SUPPLIED RECORDS
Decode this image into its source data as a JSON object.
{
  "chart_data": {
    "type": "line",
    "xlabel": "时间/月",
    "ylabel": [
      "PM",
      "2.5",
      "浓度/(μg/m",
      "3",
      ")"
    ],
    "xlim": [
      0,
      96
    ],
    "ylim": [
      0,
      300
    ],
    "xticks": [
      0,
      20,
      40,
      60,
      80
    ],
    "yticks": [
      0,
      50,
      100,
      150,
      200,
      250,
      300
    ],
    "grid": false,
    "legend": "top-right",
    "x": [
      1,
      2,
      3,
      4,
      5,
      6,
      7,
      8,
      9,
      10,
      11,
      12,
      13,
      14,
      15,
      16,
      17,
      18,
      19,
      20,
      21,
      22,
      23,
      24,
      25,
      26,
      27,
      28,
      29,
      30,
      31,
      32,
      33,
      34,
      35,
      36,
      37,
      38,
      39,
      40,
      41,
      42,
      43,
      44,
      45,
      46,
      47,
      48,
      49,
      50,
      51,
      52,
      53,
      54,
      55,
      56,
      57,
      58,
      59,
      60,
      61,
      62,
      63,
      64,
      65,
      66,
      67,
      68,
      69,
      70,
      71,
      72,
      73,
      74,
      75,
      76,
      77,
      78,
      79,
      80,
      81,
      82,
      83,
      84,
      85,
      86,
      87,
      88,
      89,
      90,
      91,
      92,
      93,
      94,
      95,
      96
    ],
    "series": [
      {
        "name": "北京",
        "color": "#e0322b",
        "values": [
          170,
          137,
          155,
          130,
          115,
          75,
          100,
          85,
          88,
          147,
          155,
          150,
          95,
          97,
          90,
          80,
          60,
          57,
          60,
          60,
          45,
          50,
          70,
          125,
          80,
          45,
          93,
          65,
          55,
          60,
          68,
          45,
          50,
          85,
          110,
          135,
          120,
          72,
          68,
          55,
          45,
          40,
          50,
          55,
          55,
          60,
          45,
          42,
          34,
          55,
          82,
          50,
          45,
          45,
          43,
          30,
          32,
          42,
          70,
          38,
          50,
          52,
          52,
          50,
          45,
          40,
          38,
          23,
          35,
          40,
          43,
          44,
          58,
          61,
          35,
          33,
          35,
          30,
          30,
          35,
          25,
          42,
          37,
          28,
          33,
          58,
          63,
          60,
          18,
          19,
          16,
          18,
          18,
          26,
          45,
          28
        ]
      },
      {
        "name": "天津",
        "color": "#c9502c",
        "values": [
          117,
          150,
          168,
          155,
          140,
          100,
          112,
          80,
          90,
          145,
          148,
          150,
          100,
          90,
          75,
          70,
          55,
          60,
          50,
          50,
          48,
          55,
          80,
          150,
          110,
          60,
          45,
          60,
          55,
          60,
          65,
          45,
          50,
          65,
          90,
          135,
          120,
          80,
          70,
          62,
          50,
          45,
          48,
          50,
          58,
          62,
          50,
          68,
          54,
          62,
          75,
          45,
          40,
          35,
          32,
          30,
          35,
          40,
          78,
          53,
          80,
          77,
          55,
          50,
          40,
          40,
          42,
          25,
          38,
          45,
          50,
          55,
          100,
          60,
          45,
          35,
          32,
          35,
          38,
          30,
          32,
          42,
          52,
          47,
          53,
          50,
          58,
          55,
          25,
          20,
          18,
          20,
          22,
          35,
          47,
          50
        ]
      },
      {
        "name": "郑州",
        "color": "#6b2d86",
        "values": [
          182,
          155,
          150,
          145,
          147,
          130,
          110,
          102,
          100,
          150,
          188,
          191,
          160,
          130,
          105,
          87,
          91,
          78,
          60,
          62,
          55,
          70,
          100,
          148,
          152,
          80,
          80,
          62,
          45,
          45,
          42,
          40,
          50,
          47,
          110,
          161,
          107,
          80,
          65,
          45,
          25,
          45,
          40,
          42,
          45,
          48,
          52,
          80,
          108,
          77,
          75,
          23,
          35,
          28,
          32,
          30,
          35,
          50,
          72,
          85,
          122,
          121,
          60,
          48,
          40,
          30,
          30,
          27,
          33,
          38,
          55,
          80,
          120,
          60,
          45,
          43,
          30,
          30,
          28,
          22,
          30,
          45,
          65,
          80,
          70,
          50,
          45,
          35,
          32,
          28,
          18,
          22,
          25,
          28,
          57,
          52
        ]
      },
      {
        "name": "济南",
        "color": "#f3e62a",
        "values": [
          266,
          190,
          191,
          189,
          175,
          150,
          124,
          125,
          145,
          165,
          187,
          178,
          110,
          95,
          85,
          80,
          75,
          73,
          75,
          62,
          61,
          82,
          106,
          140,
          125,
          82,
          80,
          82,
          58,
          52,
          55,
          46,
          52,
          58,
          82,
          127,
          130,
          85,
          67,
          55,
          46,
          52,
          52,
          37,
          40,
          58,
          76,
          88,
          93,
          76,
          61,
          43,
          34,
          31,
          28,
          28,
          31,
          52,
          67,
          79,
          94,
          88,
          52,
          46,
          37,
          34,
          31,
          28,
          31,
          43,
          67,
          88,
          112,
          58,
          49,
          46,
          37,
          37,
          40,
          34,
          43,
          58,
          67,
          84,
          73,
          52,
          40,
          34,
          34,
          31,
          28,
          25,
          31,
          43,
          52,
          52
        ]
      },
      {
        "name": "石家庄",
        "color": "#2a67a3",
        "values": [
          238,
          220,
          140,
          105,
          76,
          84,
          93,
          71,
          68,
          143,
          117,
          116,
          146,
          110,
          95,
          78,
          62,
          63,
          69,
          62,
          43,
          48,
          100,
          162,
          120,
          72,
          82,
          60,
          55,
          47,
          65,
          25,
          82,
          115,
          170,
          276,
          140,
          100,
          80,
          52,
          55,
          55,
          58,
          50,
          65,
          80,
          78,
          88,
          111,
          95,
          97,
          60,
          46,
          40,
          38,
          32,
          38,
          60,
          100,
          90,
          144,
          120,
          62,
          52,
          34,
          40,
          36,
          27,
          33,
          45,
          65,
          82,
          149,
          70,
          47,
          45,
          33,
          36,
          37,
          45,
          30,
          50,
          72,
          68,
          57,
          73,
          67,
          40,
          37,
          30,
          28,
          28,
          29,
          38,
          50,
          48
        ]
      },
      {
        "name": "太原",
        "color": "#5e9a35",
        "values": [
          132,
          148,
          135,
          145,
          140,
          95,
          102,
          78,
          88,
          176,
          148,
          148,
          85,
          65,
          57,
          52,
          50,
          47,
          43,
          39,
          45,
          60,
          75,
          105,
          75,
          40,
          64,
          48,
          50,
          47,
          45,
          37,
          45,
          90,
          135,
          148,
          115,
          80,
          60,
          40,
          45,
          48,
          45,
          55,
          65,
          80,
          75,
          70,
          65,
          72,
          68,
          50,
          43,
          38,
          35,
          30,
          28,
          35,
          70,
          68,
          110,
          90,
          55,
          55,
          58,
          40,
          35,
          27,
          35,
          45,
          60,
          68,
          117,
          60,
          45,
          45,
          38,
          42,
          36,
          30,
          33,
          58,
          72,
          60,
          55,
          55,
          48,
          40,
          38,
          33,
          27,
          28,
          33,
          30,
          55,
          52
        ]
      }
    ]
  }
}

WHAT THE EXERCISE ASKS
Tally the lines of the data that contain the string "color" and report the total alone.

REPLY
6